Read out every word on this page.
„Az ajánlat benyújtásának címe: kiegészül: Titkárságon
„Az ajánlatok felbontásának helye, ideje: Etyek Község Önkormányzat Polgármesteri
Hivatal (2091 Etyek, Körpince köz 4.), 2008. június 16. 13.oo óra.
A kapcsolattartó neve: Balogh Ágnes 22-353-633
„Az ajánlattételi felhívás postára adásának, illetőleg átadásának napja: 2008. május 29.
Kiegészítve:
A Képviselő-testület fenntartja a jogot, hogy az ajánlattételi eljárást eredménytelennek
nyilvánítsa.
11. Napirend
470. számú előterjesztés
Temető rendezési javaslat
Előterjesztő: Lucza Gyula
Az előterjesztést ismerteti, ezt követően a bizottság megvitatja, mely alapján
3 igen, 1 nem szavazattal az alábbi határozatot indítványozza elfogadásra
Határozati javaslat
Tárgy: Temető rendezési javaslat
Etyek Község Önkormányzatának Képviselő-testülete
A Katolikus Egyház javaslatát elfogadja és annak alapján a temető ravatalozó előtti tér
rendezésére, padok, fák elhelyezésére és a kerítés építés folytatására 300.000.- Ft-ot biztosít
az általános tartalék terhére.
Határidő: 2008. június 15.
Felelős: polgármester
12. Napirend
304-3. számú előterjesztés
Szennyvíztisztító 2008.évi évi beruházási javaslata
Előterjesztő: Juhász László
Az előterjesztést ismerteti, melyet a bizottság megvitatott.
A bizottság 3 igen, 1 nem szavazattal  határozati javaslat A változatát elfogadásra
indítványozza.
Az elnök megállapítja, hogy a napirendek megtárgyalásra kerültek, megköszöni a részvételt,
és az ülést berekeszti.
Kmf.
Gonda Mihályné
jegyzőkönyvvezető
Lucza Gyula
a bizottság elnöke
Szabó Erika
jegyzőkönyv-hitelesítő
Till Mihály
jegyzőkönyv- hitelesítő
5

____________________

> Goal: Take every line that includes the string "indítványozza" and copy it.

> Result for this task:
3 igen, 1 nem szavazattal az alábbi határozatot indítványozza elfogadásra
indítványozza.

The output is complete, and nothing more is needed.